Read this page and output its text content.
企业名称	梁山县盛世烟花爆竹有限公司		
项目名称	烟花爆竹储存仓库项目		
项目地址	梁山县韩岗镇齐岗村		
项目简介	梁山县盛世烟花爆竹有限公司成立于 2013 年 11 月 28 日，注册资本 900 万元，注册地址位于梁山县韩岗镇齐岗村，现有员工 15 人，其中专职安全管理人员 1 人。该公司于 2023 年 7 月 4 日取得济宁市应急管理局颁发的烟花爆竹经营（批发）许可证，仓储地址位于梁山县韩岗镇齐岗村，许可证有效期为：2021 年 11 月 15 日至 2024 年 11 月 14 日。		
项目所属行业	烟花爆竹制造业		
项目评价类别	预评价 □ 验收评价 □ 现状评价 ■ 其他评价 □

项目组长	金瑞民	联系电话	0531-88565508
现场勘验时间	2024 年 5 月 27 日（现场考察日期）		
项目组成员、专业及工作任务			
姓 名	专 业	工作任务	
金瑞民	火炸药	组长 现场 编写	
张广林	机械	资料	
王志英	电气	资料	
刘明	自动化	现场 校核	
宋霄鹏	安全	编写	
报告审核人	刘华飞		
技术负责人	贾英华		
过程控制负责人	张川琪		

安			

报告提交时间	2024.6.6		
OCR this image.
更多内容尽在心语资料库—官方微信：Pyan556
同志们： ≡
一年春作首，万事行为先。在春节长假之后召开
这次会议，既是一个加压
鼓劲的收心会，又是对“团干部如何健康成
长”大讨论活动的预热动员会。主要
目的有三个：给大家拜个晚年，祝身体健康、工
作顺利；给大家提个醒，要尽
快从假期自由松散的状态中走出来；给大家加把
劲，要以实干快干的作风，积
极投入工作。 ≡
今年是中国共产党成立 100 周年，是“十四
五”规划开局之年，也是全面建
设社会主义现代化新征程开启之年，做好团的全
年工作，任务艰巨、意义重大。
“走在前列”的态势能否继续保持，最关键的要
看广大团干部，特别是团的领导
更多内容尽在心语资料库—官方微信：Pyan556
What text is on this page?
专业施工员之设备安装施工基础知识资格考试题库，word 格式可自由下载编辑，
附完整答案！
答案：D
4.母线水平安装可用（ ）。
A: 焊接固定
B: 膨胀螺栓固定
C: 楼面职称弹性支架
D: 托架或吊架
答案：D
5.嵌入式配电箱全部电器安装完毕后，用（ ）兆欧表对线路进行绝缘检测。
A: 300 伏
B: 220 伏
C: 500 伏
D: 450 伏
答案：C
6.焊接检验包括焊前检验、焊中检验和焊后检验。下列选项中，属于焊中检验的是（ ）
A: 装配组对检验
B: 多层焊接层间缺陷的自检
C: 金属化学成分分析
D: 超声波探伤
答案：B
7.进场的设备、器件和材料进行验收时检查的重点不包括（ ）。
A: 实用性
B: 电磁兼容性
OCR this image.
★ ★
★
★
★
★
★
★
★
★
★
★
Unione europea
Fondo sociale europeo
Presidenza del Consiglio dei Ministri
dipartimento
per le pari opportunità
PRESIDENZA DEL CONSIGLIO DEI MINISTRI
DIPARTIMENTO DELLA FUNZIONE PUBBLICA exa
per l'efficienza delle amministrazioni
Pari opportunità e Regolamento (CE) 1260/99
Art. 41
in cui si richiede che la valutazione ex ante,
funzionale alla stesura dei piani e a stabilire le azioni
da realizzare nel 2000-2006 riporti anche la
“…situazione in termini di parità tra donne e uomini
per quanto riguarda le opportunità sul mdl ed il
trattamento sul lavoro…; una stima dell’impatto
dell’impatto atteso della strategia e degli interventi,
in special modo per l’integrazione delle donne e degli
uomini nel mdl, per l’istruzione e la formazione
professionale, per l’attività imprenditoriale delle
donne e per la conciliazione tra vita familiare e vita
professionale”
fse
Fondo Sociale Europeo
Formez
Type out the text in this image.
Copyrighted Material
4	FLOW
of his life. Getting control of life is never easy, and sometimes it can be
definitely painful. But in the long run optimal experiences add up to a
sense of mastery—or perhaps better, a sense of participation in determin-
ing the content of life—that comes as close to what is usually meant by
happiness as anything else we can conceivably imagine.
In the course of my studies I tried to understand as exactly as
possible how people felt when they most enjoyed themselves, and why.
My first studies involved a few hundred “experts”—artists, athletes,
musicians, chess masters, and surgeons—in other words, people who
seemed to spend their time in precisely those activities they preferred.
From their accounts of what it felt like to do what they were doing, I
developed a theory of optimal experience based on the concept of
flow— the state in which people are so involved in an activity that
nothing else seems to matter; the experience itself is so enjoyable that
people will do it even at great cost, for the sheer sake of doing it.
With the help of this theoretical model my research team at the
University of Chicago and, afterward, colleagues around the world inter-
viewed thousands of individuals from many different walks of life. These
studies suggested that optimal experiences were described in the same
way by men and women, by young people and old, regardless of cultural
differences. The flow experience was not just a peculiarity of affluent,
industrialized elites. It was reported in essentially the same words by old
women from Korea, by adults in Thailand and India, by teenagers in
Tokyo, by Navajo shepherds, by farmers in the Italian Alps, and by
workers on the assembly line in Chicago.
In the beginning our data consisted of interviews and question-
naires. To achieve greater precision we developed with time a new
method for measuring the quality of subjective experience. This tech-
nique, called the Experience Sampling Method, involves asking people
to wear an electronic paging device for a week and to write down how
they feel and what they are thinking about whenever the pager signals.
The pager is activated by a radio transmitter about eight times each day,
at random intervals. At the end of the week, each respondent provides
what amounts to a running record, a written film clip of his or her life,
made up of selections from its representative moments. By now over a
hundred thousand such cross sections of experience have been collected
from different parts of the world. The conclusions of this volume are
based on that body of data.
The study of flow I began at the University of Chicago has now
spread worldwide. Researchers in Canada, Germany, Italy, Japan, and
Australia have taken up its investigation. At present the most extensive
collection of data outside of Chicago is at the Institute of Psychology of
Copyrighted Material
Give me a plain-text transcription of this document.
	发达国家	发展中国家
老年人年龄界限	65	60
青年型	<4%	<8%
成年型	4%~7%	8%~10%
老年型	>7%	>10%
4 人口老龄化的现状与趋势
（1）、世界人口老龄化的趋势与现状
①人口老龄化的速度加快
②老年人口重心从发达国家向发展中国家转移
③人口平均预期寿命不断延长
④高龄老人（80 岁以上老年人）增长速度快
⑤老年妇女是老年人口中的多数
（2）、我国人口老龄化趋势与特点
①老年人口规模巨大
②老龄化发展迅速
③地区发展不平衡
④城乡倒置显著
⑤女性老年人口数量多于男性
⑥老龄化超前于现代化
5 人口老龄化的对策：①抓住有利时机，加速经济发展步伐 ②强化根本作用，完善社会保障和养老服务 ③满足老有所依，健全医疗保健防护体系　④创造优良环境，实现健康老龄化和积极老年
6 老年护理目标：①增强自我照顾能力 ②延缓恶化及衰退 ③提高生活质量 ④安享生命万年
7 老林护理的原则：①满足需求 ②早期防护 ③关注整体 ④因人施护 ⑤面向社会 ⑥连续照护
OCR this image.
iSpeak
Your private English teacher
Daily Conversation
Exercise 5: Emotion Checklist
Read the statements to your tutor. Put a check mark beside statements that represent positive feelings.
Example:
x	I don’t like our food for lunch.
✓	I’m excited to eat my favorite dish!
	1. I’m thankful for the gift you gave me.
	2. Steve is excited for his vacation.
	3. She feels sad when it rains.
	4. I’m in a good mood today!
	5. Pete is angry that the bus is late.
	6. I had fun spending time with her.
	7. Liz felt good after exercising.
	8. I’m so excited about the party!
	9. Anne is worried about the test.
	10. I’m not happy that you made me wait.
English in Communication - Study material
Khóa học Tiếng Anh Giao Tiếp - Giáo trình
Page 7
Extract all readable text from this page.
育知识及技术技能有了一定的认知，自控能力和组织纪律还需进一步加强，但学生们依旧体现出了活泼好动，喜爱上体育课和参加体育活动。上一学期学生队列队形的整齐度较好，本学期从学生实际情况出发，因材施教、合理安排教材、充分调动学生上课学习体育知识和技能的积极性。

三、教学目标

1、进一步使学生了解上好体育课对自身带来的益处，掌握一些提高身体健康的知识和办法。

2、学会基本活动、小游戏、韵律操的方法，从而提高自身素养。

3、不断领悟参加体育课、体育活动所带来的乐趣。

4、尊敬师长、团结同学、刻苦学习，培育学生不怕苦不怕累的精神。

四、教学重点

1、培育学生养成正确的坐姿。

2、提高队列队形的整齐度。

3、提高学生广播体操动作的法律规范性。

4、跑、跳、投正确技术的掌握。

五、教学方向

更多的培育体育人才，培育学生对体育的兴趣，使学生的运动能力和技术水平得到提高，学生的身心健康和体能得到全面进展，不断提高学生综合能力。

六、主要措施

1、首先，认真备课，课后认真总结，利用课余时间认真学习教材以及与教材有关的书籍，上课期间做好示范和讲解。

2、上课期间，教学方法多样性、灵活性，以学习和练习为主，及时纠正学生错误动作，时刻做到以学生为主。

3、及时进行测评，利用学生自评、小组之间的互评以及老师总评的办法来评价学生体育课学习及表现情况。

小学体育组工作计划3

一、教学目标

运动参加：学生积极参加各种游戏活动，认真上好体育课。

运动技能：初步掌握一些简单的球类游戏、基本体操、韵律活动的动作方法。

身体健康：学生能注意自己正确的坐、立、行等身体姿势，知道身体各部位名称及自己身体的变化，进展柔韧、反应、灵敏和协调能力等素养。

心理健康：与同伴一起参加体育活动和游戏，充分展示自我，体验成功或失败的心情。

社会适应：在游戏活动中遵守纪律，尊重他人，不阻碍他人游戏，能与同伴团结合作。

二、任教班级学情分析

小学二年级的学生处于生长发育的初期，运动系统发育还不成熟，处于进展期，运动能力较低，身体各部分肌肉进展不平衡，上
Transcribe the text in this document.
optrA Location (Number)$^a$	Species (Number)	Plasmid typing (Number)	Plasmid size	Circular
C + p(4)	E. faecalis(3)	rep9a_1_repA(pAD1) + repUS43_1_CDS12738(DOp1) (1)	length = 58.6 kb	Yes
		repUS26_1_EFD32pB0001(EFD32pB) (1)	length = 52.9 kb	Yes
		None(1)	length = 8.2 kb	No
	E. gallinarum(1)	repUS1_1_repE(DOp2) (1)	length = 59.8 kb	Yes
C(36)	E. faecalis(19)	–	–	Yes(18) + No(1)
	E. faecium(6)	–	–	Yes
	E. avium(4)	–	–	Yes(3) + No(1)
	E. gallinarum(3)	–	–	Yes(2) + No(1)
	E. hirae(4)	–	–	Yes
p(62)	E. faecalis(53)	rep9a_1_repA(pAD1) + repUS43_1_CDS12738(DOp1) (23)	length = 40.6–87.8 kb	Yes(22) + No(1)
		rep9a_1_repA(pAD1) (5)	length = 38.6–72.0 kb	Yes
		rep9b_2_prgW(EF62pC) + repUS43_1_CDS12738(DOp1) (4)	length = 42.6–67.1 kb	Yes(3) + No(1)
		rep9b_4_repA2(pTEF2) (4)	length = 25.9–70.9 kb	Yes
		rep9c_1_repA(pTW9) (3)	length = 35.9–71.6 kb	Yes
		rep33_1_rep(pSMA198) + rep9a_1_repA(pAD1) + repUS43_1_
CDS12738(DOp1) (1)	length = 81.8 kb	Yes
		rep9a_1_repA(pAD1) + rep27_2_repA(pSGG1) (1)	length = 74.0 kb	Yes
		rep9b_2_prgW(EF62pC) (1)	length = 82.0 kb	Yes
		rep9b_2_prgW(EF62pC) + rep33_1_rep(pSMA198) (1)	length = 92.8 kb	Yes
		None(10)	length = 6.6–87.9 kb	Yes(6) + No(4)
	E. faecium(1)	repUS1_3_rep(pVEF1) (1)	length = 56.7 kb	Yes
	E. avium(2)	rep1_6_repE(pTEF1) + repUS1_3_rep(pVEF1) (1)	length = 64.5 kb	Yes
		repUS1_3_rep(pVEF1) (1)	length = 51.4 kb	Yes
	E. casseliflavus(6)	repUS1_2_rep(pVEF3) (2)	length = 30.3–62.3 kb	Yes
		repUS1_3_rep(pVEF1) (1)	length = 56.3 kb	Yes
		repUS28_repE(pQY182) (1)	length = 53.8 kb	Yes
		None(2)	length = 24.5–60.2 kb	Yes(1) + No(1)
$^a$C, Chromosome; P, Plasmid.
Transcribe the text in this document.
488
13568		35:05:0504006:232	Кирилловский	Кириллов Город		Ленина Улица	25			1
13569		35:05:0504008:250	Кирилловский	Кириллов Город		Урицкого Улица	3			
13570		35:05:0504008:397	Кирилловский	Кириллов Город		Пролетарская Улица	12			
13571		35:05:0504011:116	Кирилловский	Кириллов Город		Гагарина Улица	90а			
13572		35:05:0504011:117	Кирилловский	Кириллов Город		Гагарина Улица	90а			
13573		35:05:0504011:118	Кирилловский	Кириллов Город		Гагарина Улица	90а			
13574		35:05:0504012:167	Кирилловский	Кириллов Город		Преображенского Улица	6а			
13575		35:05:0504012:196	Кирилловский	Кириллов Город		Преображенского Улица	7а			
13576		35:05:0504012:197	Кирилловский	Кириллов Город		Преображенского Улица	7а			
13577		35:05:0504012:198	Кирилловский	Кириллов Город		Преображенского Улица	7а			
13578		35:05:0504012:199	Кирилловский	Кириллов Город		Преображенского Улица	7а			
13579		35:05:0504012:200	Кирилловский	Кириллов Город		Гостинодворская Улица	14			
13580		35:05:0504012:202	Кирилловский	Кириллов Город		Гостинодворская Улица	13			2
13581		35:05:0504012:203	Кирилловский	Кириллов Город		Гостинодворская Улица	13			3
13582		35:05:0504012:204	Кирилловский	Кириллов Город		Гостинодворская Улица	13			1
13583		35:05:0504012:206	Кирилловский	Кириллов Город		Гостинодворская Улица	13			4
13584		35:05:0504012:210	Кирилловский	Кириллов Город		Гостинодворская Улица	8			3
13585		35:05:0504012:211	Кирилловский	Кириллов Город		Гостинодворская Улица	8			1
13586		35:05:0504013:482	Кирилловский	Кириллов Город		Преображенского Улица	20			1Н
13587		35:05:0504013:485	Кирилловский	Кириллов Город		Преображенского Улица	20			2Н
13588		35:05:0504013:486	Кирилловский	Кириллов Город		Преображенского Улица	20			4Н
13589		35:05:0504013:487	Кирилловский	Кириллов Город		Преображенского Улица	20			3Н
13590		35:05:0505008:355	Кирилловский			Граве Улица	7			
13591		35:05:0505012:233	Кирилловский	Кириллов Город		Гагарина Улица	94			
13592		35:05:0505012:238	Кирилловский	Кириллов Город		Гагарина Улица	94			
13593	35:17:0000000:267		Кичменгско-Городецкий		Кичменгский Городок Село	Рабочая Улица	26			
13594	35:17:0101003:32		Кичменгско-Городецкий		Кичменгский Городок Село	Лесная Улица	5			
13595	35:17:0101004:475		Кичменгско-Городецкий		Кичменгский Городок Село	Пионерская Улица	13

= Set exercise =
From the entries above, extract each line containing "donne".

= Completed task =
“…situazione in termini di parità tra donne e uomini
in special modo per l’integrazione delle donne e degli
donne e per la conciliazione tra vita familiare e vita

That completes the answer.